# Given request:
Find every line below that contains the word "grid" and copy it out.

(Source records)
>>
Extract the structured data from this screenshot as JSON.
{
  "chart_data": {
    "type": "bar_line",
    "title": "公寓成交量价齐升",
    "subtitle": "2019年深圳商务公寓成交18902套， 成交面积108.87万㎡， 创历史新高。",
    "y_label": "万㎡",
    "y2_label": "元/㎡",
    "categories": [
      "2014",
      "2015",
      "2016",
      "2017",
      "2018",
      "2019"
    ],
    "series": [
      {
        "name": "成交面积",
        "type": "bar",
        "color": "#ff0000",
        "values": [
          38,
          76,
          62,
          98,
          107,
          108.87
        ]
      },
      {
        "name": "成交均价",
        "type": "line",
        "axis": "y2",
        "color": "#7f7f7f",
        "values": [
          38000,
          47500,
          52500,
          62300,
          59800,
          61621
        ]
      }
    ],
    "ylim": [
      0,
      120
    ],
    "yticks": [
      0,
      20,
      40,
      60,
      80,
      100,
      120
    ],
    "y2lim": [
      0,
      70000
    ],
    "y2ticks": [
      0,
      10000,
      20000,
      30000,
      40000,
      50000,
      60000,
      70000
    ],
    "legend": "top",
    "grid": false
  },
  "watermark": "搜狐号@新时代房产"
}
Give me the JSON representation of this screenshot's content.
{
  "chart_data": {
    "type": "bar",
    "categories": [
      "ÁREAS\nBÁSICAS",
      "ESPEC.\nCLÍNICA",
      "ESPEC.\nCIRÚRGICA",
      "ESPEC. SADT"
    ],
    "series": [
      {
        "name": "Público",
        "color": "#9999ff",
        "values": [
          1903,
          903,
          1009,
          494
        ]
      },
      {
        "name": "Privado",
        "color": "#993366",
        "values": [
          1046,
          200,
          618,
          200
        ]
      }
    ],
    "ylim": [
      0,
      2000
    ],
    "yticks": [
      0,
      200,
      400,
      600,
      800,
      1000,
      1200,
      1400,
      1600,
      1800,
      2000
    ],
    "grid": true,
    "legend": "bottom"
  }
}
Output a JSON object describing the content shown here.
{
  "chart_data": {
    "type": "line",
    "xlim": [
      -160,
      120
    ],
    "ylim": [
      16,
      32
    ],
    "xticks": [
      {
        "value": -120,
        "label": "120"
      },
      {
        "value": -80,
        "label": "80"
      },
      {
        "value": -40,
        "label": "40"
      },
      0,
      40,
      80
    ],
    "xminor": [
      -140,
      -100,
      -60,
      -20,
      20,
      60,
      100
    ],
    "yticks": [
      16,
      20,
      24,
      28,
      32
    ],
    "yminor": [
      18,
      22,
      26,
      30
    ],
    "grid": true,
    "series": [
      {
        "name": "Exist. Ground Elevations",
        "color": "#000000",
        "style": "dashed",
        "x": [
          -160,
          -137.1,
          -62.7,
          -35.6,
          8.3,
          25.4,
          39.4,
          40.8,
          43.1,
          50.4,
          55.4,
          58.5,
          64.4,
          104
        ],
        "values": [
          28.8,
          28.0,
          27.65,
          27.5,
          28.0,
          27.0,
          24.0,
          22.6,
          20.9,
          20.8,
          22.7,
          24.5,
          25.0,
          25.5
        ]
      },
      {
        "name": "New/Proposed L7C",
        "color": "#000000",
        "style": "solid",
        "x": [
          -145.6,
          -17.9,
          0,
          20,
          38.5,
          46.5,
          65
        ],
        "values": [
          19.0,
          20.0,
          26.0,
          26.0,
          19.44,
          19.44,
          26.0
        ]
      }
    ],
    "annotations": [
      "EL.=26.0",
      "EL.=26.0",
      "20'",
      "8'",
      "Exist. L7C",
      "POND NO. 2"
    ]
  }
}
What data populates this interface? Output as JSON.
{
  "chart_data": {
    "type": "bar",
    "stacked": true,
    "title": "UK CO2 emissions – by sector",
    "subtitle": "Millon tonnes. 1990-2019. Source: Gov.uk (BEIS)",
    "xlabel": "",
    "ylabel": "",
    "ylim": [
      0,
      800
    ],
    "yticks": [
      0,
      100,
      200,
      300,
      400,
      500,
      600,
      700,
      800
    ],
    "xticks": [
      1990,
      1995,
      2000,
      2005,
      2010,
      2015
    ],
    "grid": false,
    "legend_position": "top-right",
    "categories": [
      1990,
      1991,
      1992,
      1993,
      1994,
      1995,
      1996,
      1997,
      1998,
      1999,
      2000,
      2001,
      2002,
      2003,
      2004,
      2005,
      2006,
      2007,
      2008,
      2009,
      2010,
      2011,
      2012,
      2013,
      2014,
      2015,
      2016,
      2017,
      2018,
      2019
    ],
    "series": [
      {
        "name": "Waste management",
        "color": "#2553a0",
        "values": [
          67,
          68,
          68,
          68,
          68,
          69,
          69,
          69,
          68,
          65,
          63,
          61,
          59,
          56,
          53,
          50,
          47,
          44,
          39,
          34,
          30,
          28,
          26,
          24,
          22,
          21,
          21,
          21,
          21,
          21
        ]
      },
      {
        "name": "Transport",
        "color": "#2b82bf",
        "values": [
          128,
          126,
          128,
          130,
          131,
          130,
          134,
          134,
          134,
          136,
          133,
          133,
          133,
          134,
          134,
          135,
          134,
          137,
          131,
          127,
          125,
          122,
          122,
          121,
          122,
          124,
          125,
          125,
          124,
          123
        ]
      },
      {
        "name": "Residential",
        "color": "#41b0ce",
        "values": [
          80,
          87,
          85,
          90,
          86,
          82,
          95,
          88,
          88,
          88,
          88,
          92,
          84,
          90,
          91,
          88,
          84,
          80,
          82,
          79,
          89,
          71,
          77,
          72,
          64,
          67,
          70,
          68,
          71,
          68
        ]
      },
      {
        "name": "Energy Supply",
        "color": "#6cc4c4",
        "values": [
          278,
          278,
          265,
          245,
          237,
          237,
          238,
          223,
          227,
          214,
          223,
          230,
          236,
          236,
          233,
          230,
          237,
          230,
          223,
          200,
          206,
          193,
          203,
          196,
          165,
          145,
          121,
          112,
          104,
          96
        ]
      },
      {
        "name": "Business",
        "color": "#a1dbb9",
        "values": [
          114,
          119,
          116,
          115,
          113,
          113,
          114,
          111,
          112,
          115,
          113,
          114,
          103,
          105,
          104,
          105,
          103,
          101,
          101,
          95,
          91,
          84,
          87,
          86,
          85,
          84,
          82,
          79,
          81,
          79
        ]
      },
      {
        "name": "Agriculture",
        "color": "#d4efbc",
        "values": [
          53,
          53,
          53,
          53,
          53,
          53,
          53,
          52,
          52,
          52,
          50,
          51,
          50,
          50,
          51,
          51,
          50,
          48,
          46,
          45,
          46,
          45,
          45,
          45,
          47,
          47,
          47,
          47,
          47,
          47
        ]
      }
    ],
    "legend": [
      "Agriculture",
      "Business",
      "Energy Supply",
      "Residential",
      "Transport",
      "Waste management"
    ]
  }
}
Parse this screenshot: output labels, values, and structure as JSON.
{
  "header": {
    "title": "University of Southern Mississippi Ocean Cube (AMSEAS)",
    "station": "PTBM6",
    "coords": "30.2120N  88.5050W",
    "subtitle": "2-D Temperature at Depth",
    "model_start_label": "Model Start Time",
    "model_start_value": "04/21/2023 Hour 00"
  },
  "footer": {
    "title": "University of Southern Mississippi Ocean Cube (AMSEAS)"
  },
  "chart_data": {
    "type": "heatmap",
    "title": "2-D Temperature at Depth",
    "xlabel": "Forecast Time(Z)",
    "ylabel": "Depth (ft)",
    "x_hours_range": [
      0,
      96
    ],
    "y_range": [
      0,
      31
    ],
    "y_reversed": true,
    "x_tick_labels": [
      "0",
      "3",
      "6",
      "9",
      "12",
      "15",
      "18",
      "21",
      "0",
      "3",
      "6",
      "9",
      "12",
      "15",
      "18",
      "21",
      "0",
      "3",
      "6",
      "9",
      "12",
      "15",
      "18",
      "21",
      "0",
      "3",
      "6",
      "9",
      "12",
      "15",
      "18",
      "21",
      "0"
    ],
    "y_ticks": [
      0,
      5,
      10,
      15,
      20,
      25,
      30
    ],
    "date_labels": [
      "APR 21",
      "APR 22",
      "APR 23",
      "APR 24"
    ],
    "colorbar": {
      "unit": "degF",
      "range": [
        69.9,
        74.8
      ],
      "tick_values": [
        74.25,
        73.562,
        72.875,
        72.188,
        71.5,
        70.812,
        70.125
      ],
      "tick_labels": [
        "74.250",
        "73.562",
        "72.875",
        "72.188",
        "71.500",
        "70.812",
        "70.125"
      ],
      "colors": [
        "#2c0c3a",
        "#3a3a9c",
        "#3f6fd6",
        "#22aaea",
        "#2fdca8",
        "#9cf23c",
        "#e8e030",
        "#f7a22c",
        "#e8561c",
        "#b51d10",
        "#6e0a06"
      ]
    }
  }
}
<<
# Response to this task:
    "grid": false
    "grid": true,
    "grid": true,
    "grid": false,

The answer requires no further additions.